• [THE PROBLEM]:
Please list all lines of the material below in which the string "value" occurs.

-- start EXERCISE INPUT --

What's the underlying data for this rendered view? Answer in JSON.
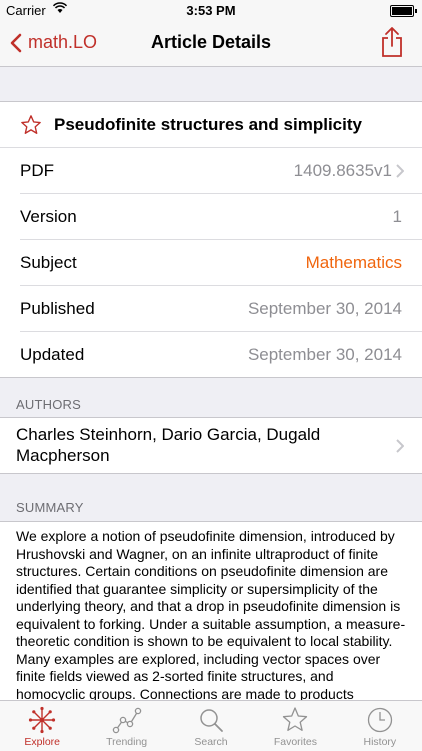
{
  "status_bar": {
    "carrier": "Carrier",
    "time": "3:53 PM"
  },
  "nav": {
    "back_label": "math.LO",
    "title": "Article Details"
  },
  "article": {
    "title": "Pseudofinite structures and simplicity",
    "rows": [
      {
        "label": "PDF",
        "value": "1409.8635v1"
      },
      {
        "label": "Version",
        "value": "1"
      },
      {
        "label": "Subject",
        "value": "Mathematics"
      },
      {
        "label": "Published",
        "value": "September 30, 2014"
      },
      {
        "label": "Updated",
        "value": "September 30, 2014"
      }
    ]
  },
  "authors": {
    "header": "AUTHORS",
    "text": "Charles Steinhorn, Dario Garcia, Dugald Macpherson"
  },
  "summary": {
    "header": "SUMMARY",
    "text": "We explore a notion of pseudofinite dimension, introduced by Hrushovski and Wagner, on an infinite ultraproduct of finite structures. Certain conditions on pseudofinite dimension are identified that guarantee simplicity or supersimplicity of the underlying theory, and that a drop in pseudofinite dimension is equivalent to forking. Under a suitable assumption, a measure-theoretic condition is shown to be equivalent to local stability. Many examples are explored, including vector spaces over finite fields viewed as 2-sorted finite structures, and homocyclic groups. Connections are made to products"
  },
  "tabs": [
    {
      "label": "Explore",
      "icon": "explore-icon"
    },
    {
      "label": "Trending",
      "icon": "trending-icon"
    },
    {
      "label": "Search",
      "icon": "search-icon"
    },
    {
      "label": "Favorites",
      "icon": "star-icon"
    },
    {
      "label": "History",
      "icon": "clock-icon"
    }
  ],
  "colors": {
    "accent": "#c0302a",
    "subject": "#f0650d",
    "secondary_text": "#8e8e93",
    "background": "#efeff4"
  }
}
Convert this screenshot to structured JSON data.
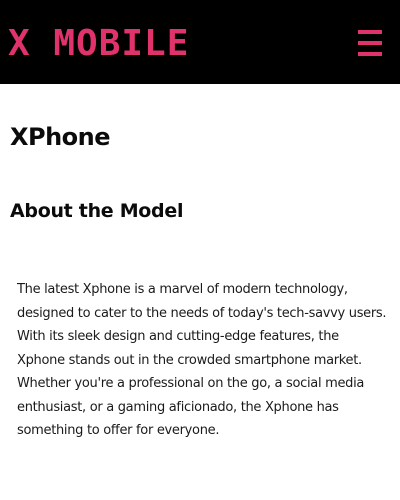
{
  "header": {
    "brand": "X MOBILE",
    "menu_icon": "hamburger-menu-icon",
    "background_color": "#000000",
    "accent_color": "#e0336b"
  },
  "main": {
    "title": "XPhone",
    "section_heading": "About the Model",
    "paragraph": "The latest Xphone is a marvel of modern technology, designed to cater to the needs of today's tech-savvy users. With its sleek design and cutting-edge features, the Xphone stands out in the crowded smartphone market. Whether you're a professional on the go, a social media enthusiast, or a gaming aficionado, the Xphone has something to offer for everyone."
  }
}
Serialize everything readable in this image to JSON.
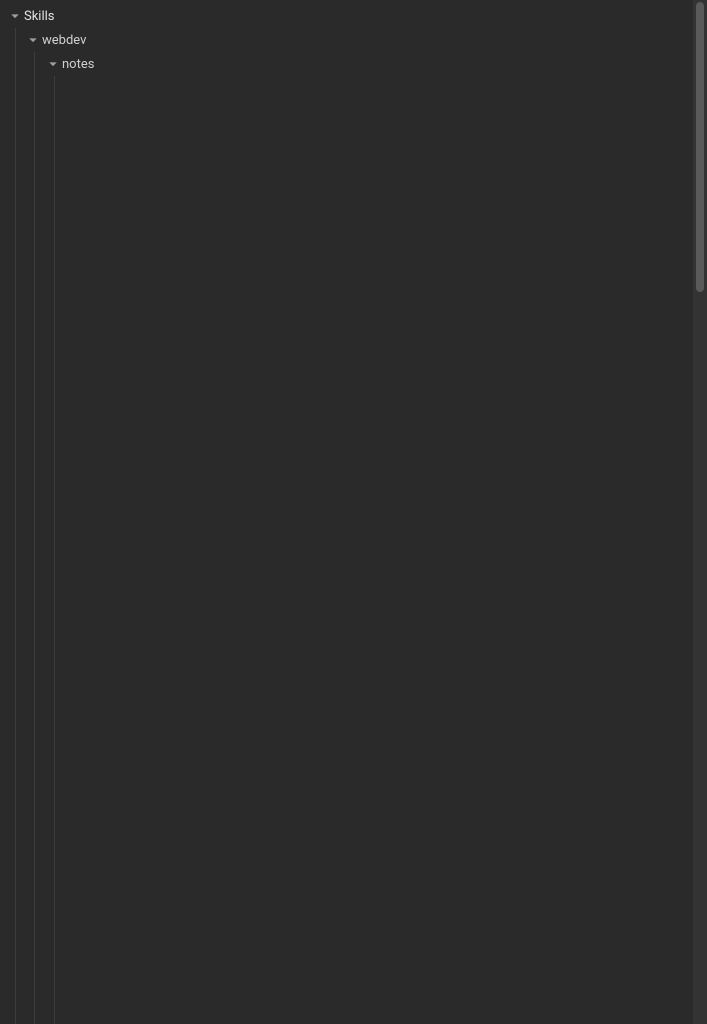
{
  "tree": {
    "items": [
      {
        "label": "Skills",
        "level": 0,
        "expanded": true
      },
      {
        "label": "webdev",
        "level": 1,
        "expanded": true
      },
      {
        "label": "notes",
        "level": 2,
        "expanded": true
      }
    ]
  }
}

-- end EXERCISE INPUT --

• [EXERCISE ANSWER]:
        "value": "1409.8635v1"
        "value": "1"
        "value": "Mathematics"
        "value": "September 30, 2014"
        "value": "September 30, 2014"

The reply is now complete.